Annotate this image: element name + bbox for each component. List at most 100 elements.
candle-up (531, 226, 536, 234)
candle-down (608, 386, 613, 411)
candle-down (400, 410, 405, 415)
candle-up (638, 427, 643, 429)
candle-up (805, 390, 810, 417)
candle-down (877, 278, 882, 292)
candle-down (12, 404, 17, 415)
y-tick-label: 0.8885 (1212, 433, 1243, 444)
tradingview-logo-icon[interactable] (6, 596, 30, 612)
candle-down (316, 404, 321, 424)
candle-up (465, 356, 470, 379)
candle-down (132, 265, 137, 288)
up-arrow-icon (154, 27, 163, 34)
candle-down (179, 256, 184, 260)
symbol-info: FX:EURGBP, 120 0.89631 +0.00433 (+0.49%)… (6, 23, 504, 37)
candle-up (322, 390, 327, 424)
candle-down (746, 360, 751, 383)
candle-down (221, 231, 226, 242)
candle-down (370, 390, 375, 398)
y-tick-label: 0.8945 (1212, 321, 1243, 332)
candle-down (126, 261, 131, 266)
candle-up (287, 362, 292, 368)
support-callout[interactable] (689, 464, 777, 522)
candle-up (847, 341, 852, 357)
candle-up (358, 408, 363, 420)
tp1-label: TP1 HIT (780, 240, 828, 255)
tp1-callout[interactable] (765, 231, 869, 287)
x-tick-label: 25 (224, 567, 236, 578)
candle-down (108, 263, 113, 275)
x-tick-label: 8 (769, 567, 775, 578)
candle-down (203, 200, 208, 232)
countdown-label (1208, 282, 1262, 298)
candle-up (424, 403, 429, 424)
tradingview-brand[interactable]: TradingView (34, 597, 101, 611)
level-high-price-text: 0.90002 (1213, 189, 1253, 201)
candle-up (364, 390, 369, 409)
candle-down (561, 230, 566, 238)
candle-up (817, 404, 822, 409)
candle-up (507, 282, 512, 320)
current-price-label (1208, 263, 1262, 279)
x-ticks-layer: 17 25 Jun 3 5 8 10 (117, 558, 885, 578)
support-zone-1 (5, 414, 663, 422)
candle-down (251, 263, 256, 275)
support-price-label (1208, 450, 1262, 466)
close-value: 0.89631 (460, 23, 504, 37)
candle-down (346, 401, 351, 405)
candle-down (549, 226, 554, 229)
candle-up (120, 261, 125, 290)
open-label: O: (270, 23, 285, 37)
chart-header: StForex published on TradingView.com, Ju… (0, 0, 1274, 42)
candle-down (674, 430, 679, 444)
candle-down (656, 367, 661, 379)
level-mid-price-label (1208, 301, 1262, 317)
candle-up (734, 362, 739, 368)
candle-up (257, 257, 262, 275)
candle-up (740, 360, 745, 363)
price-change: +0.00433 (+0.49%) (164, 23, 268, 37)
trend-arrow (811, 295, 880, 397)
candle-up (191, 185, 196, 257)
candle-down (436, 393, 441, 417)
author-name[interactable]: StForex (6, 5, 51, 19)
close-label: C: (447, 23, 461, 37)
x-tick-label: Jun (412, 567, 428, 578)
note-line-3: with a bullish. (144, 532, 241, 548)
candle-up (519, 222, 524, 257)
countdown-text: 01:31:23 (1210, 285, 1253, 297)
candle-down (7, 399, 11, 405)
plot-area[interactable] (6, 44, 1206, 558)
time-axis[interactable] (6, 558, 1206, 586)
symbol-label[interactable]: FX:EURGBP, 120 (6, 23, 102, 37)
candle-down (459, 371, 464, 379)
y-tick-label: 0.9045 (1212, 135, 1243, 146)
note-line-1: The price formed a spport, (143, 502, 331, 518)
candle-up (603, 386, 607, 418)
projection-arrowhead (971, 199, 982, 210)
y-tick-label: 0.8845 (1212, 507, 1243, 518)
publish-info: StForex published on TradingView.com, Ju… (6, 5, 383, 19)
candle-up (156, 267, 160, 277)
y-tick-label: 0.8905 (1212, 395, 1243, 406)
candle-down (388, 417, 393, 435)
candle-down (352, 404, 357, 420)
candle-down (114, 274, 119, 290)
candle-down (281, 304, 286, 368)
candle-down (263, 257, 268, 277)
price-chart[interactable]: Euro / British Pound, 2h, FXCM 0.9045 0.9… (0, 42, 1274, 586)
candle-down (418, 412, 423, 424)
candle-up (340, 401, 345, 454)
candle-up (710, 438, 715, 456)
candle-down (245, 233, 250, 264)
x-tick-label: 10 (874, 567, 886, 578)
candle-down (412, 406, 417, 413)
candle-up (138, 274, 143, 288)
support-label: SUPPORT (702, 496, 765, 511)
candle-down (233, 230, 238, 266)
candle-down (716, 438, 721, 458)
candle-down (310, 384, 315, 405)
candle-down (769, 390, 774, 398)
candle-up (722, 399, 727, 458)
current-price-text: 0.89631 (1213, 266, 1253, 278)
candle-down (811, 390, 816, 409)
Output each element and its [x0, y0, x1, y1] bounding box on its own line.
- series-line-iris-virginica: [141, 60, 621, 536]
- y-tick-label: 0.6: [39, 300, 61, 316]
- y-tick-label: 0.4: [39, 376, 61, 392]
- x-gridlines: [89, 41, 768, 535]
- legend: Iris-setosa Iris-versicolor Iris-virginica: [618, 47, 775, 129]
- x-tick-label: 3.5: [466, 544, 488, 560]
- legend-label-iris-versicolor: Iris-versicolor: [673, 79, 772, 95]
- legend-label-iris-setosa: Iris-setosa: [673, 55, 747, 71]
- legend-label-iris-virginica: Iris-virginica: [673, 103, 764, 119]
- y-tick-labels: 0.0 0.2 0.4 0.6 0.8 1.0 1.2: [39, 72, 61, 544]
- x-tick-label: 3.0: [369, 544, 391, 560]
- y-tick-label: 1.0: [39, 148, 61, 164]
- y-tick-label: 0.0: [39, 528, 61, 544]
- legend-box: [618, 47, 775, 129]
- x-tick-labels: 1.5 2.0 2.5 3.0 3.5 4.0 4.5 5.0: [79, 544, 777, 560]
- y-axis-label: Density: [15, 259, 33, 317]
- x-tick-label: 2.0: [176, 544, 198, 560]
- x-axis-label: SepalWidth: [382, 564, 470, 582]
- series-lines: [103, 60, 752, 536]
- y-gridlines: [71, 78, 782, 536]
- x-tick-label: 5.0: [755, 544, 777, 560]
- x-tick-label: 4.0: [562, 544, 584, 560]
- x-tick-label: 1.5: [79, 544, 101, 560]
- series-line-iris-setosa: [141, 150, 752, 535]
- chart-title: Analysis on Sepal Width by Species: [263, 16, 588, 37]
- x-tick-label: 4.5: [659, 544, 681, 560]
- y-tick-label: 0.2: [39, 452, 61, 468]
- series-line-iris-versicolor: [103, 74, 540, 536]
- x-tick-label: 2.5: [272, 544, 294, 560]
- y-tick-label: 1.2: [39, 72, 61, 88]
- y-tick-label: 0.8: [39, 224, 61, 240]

- Given instruction:
Express the data as a JSON list of strings, one string for each line, with blank lines left out.

- Full solution:
[
  "Annotate this image: element name + bbox for each component. List at most 100 elements.",
  "candle-up (531, 226, 536, 234)",
  "candle-down (608, 386, 613, 411)",
  "candle-down (400, 410, 405, 415)",
  "candle-up (638, 427, 643, 429)",
  "candle-up (805, 390, 810, 417)",
  "candle-down (877, 278, 882, 292)",
  "candle-down (12, 404, 17, 415)",
  "y-tick-label: 0.8885 (1212, 433, 1243, 444)",
  "tradingview-logo-icon[interactable] (6, 596, 30, 612)",
  "candle-down (316, 404, 321, 424)",
  "candle-up (465, 356, 470, 379)",
  "candle-down (132, 265, 137, 288)",
  "up-arrow-icon (154, 27, 163, 34)",
  "candle-down (179, 256, 184, 260)",
  "symbol-info: FX:EURGBP, 120 0.89631 +0.00433 (+0.49%)… (6, 23, 504, 37)",
  "candle-up (322, 390, 327, 424)",
  "candle-down (746, 360, 751, 383)",
  "candle-down (221, 231, 226, 242)",
  "candle-down (370, 390, 375, 398)",
  "y-tick-label: 0.8945 (1212, 321, 1243, 332)",
  "candle-down (126, 261, 131, 266)",
  "candle-up (287, 362, 292, 368)",
  "support-callout[interactable] (689, 464, 777, 522)",
  "candle-up (847, 341, 852, 357)",
  "candle-up (358, 408, 363, 420)",
  "tp1-label: TP1 HIT (780, 240, 828, 255)",
  "tp1-callout[interactable] (765, 231, 869, 287)",
  "x-tick-label: 25 (224, 567, 236, 578)",
  "candle-down (108, 263, 113, 275)",
  "x-tick-label: 8 (769, 567, 775, 578)",
  "candle-down (203, 200, 208, 232)",
  "countdown-label (1208, 282, 1262, 298)",
  "candle-up (424, 403, 429, 424)",
  "tradingview-brand[interactable]: TradingView (34, 597, 101, 611)",
  "level-high-price-text: 0.90002 (1213, 189, 1253, 201)",
  "candle-up (364, 390, 369, 409)",
  "candle-down (561, 230, 566, 238)",
  "candle-up (817, 404, 822, 409)",
  "candle-up (507, 282, 512, 320)",
  "current-price-label (1208, 263, 1262, 279)",
  "x-ticks-layer: 17 25 Jun 3 5 8 10 (117, 558, 885, 578)",
  "support-zone-1 (5, 414, 663, 422)",
  "candle-down (251, 263, 256, 275)",
  "support-price-label (1208, 450, 1262, 466)",
  "close-value: 0.89631 (460, 23, 504, 37)",
  "candle-down (346, 401, 351, 405)",
  "candle-down (549, 226, 554, 229)",
  "candle-up (120, 261, 125, 290)",
  "open-label: O: (270, 23, 285, 37)",
  "chart-header: StForex published on TradingView.com, Ju… (0, 0, 1274, 42)",
  "candle-down (674, 430, 679, 444)",
  "candle-down (656, 367, 661, 379)",
  "level-mid-price-label (1208, 301, 1262, 317)",
  "candle-up (734, 362, 739, 368)",
  "candle-up (257, 257, 262, 275)",
  "candle-up (740, 360, 745, 363)",
  "price-change: +0.00433 (+0.49%) (164, 23, 268, 37)",
  "trend-arrow (811, 295, 880, 397)",
  "candle-up (191, 185, 196, 257)",
  "candle-down (436, 393, 441, 417)",
  "author-name[interactable]: StForex (6, 5, 51, 19)",
  "close-label: C: (447, 23, 461, 37)",
  "x-tick-label: Jun (412, 567, 428, 578)",
  "note-line-3: with a bullish. (144, 532, 241, 548)",
  "candle-up (519, 222, 524, 257)",
  "countdown-text: 01:31:23 (1210, 285, 1253, 297)",
  "candle-down (7, 399, 11, 405)",
  "plot-area[interactable] (6, 44, 1206, 558)",
  "time-axis[interactable] (6, 558, 1206, 586)",
  "symbol-label[interactable]: FX:EURGBP, 120 (6, 23, 102, 37)",
  "candle-down (459, 371, 464, 379)",
  "y-tick-label: 0.9045 (1212, 135, 1243, 146)",
  "note-line-1: The price formed a spport, (143, 502, 331, 518)",
  "candle-up (603, 386, 607, 418)",
  "projection-arrowhead (971, 199, 982, 210)",
  "y-tick-label: 0.8845 (1212, 507, 1243, 518)",
  "publish-info: StForex published on TradingView.com, Ju… (6, 5, 383, 19)",
  "candle-up (156, 267, 160, 277)",
  "y-tick-label: 0.8905 (1212, 395, 1243, 406)",
  "candle-down (388, 417, 393, 435)",
  "candle-down (352, 404, 357, 420)",
  "candle-down (114, 274, 119, 290)",
  "candle-down (281, 304, 286, 368)",
  "candle-down (263, 257, 268, 277)",
  "price-chart[interactable]: Euro / British Pound, 2h, FXCM 0.9045 0.9… (0, 42, 1274, 586)",
  "candle-down (418, 412, 423, 424)",
  "candle-up (340, 401, 345, 454)",
  "candle-up (710, 438, 715, 456)",
  "candle-down (245, 233, 250, 264)",
  "x-tick-label: 10 (874, 567, 886, 578)",
  "candle-down (412, 406, 417, 413)",
  "candle-up (138, 274, 143, 288)",
  "support-label: SUPPORT (702, 496, 765, 511)",
  "candle-down (233, 230, 238, 266)",
  "candle-down (716, 438, 721, 458)",
  "candle-down (310, 384, 315, 405)",
  "candle-down (769, 390, 774, 398)",
  "candle-up (722, 399, 727, 458)",
  "current-price-text: 0.89631 (1213, 266, 1253, 278)",
  "candle-down (811, 390, 816, 409)",
  "Output each element and its [x0, y0, x1, y1] bounding box on its own line.",
  "- series-line-iris-virginica: [141, 60, 621, 536]",
  "- y-tick-label: 0.6: [39, 300, 61, 316]",
  "- y-tick-label: 0.4: [39, 376, 61, 392]",
  "- x-gridlines: [89, 41, 768, 535]",
  "- legend: Iris-setosa Iris-versicolor Iris-virginica: [618, 47, 775, 129]",
  "- x-tick-label: 3.5: [466, 544, 488, 560]",
  "- legend-label-iris-versicolor: Iris-versicolor: [673, 79, 772, 95]",
  "- legend-label-iris-setosa: Iris-setosa: [673, 55, 747, 71]",
  "- legend-label-iris-virginica: Iris-virginica: [673, 103, 764, 119]",
  "- y-tick-labels: 0.0 0.2 0.4 0.6 0.8 1.0 1.2: [39, 72, 61, 544]",
  "- x-tick-label: 3.0: [369, 544, 391, 560]",
  "- y-tick-label: 1.0: [39, 148, 61, 164]",
  "- y-tick-label: 0.0: [39, 528, 61, 544]",
  "- legend-box: [618, 47, 775, 129]",
  "- x-tick-labels: 1.5 2.0 2.5 3.0 3.5 4.0 4.5 5.0: [79, 544, 777, 560]",
  "- y-axis-label: Density: [15, 259, 33, 317]",
  "- x-tick-label: 2.0: [176, 544, 198, 560]",
  "- x-axis-label: SepalWidth: [382, 564, 470, 582]",
  "- series-lines: [103, 60, 752, 536]",
  "- y-gridlines: [71, 78, 782, 536]",
  "- x-tick-label: 5.0: [755, 544, 777, 560]",
  "- x-tick-label: 4.0: [562, 544, 584, 560]",
  "- x-tick-label: 1.5: [79, 544, 101, 560]",
  "- series-line-iris-setosa: [141, 150, 752, 535]",
  "- chart-title: Analysis on Sepal Width by Species: [263, 16, 588, 37]",
  "- x-tick-label: 4.5: [659, 544, 681, 560]",
  "- y-tick-label: 0.2: [39, 452, 61, 468]",
  "- series-line-iris-versicolor: [103, 74, 540, 536]",
  "- x-tick-label: 2.5: [272, 544, 294, 560]",
  "- y-tick-label: 1.2: [39, 72, 61, 88]",
  "- y-tick-label: 0.8: [39, 224, 61, 240]"
]